Task goal:
Identify and reproduce every line holding the string "Pour".

Supplied information:
******

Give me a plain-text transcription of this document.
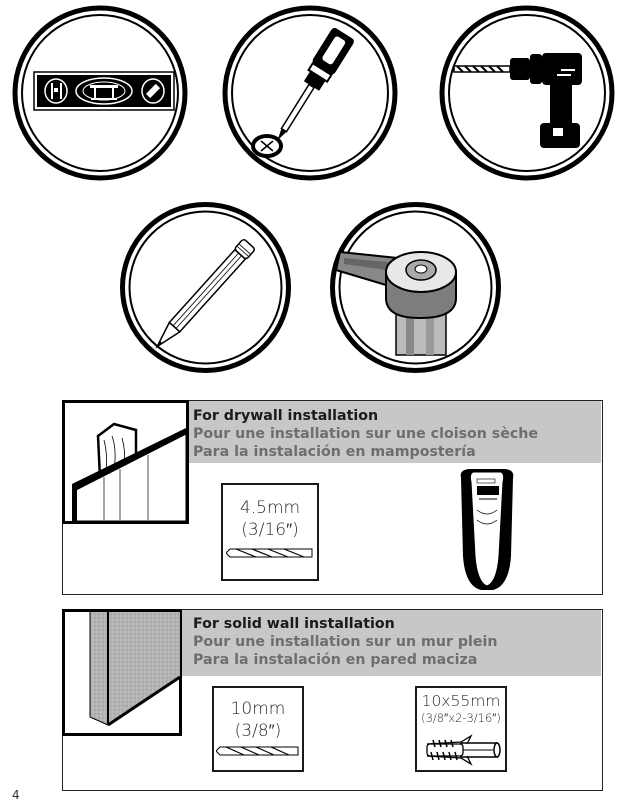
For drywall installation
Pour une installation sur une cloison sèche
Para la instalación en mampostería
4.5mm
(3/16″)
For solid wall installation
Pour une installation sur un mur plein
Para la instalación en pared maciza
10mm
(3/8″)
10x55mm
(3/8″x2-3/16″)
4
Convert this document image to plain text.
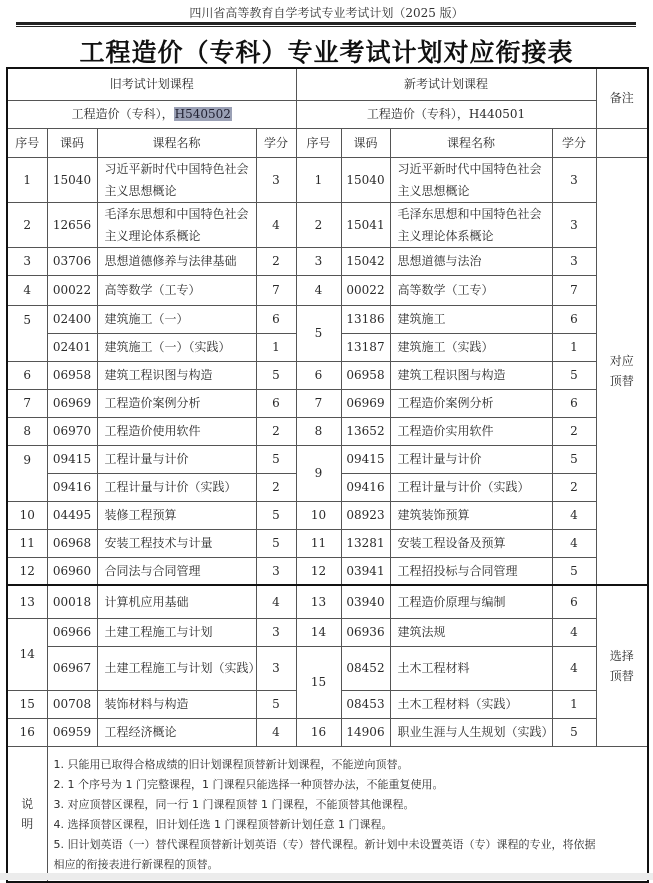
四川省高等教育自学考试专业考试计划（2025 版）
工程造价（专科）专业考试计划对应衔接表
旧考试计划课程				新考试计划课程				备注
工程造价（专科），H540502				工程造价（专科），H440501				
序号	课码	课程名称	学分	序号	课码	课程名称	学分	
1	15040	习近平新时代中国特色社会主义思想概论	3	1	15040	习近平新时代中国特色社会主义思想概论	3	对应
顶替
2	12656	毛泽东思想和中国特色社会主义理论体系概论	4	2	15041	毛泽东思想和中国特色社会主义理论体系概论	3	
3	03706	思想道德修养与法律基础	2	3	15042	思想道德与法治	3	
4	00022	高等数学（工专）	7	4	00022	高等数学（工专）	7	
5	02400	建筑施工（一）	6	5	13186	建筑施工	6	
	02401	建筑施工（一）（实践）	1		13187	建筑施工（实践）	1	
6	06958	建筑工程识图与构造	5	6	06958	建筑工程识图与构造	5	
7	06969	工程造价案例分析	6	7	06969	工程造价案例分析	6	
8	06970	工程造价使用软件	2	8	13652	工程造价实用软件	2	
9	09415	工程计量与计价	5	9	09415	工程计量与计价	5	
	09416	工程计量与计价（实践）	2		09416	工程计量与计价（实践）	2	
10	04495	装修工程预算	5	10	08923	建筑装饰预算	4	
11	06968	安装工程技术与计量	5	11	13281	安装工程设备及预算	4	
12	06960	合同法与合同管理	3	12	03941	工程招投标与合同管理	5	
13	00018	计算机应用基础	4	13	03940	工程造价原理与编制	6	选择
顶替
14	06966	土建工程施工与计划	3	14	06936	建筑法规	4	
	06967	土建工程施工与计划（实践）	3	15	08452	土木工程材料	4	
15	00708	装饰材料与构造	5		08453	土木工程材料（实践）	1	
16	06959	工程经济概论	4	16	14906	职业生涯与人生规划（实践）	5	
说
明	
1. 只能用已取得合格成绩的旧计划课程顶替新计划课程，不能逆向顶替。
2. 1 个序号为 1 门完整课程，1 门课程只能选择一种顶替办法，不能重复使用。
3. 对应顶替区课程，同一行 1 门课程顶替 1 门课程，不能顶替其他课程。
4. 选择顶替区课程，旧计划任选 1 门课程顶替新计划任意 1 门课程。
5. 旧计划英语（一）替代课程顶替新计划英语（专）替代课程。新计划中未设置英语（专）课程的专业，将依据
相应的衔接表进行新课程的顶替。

******

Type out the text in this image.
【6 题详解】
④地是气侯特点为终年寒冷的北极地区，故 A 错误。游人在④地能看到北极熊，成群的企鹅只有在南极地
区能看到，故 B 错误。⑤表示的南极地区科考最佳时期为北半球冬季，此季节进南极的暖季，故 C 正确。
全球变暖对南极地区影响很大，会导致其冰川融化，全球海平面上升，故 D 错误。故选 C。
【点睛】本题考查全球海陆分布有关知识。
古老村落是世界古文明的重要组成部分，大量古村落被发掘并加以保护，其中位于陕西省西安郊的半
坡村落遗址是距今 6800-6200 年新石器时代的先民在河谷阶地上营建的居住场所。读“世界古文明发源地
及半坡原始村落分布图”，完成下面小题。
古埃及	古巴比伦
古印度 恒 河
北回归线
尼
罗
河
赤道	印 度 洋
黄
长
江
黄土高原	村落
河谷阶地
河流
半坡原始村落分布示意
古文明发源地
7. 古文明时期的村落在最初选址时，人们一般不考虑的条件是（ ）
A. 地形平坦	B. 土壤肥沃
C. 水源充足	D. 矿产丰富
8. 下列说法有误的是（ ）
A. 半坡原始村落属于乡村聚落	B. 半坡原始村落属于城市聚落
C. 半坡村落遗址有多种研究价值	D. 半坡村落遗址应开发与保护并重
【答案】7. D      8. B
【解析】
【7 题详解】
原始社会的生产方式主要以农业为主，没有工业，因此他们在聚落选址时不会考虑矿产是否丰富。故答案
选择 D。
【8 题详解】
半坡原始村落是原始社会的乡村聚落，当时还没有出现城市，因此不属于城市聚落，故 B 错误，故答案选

******

Complete output:
Pour une installation sur une cloison sèche
Pour une installation sur un mur plein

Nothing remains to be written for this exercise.